**Requirements:**
Gather from the listing below each line that includes the word "email", and copy it.

**The records:**

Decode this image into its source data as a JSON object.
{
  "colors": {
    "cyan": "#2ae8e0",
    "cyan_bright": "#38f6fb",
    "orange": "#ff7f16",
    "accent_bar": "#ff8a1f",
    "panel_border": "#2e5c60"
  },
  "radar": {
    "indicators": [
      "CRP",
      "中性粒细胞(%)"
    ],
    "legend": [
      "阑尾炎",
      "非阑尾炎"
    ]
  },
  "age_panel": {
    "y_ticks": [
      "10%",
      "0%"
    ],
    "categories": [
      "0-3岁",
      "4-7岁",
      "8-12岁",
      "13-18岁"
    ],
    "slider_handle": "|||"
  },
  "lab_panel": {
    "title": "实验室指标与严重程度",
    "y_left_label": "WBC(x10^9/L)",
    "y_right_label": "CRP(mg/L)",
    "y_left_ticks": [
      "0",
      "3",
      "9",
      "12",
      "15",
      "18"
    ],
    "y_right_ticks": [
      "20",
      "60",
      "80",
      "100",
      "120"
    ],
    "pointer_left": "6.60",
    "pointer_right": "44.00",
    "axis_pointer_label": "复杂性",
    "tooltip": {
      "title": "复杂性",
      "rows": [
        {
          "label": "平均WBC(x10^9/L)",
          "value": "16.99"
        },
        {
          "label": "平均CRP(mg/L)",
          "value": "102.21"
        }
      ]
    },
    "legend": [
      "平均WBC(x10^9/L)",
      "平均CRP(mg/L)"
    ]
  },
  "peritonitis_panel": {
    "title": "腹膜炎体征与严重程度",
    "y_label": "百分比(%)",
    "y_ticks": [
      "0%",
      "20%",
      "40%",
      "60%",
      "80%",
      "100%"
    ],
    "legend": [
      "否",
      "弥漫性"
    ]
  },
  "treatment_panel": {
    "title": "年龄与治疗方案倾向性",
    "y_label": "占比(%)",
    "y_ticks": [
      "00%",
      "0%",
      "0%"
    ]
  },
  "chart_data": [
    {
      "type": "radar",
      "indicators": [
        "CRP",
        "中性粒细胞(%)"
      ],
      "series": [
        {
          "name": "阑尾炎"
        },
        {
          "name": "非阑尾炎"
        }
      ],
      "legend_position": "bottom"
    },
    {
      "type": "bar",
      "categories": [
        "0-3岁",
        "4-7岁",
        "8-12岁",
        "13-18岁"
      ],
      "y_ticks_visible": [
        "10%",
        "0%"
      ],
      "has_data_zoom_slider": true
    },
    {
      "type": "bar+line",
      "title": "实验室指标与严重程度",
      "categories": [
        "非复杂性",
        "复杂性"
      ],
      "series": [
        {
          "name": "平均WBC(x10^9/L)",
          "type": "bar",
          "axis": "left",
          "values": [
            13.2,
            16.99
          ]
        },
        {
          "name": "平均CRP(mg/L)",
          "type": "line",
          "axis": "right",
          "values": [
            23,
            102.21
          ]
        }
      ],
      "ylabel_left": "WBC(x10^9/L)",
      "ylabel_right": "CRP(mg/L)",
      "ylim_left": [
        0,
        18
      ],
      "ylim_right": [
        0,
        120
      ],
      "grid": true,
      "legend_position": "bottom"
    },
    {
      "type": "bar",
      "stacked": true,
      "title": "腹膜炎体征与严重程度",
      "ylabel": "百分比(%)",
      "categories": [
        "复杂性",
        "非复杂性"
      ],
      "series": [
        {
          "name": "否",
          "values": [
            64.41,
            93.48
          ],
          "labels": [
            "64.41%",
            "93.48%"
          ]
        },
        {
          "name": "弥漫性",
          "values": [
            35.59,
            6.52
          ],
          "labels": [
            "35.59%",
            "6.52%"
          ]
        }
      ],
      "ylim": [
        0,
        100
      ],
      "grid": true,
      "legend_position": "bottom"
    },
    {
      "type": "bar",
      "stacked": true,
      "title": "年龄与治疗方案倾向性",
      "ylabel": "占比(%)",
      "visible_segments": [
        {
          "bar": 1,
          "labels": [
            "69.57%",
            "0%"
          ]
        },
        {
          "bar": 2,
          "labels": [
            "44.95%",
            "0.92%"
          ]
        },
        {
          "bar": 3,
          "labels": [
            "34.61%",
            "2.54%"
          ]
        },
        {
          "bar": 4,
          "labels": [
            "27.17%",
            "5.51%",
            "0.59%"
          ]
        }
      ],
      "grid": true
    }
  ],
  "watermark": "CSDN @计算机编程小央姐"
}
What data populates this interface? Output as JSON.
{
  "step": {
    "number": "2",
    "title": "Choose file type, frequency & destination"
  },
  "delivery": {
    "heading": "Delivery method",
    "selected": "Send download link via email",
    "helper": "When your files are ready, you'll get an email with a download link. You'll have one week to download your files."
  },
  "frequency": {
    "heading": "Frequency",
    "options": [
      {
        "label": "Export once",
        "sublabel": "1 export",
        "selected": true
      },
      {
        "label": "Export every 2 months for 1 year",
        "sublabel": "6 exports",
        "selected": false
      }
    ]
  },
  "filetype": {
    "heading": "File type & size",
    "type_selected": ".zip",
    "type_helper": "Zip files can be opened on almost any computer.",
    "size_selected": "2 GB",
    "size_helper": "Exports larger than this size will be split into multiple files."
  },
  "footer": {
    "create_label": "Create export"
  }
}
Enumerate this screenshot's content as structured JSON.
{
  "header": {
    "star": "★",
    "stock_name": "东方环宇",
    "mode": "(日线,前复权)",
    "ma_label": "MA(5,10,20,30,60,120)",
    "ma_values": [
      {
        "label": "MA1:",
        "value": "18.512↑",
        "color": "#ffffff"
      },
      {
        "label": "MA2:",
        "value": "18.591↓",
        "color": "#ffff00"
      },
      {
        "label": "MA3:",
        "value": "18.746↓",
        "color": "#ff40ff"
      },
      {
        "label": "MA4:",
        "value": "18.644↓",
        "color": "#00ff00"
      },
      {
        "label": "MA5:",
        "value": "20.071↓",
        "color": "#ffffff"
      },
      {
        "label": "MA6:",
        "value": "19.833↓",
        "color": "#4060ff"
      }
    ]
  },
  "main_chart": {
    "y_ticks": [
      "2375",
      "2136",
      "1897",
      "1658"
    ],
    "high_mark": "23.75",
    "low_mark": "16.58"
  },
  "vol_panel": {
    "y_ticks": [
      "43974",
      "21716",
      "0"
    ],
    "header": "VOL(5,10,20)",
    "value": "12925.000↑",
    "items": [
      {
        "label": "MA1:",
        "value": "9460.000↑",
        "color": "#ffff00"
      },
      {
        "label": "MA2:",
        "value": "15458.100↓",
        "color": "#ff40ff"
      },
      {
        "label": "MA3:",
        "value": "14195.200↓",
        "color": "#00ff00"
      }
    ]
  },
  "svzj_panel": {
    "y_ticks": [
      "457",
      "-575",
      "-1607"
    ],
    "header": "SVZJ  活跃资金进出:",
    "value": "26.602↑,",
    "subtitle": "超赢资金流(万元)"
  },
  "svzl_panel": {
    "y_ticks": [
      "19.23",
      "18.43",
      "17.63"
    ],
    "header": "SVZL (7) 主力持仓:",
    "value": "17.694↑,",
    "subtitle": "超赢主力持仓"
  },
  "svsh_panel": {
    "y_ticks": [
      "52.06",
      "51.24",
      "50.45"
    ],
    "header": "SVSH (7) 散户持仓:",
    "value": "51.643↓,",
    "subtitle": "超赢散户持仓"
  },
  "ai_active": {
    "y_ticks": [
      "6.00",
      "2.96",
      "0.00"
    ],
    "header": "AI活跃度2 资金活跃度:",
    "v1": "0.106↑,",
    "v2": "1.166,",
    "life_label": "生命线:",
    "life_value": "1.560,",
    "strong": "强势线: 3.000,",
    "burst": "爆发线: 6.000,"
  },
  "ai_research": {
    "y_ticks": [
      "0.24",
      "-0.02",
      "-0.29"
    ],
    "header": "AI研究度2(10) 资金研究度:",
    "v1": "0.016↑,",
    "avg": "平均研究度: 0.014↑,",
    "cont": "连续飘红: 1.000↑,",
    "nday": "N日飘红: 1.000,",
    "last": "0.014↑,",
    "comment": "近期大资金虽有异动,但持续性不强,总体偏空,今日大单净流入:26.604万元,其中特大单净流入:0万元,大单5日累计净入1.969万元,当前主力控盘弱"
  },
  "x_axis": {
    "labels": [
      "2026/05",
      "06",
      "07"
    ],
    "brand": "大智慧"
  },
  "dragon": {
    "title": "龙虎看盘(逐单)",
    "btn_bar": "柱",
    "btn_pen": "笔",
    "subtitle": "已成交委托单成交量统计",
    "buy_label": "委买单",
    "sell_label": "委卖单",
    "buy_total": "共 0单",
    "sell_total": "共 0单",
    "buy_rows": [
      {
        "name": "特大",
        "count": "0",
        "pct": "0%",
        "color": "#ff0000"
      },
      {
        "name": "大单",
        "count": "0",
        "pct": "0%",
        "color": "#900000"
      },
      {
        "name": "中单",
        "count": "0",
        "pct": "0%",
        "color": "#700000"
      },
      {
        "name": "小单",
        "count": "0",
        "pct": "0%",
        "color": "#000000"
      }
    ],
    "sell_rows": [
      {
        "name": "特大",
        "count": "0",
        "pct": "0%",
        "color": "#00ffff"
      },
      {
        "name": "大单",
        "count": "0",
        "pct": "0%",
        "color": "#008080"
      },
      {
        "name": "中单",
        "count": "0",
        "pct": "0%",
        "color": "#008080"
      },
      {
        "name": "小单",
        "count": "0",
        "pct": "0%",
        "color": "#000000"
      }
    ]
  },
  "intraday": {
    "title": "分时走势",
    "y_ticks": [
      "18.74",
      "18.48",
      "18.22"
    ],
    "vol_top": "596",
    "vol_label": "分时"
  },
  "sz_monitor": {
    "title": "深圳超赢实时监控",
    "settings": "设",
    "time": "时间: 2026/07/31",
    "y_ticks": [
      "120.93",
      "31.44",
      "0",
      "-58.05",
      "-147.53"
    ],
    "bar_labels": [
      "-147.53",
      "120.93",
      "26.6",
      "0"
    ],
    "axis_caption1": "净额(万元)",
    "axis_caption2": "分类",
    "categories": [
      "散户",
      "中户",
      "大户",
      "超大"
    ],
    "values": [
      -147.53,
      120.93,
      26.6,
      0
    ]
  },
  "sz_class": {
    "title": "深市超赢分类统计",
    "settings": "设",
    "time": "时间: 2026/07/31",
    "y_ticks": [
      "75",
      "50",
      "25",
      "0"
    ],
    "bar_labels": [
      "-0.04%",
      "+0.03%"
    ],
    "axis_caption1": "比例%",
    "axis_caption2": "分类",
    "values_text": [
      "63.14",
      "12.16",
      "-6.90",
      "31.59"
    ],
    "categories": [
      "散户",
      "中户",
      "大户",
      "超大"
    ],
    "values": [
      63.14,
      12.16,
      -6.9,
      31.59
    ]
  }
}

**Exercise result:**
    "selected": "Send download link via email",
    "helper": "When your files are ready, you'll get an email with a download link. You'll have one week to download your files."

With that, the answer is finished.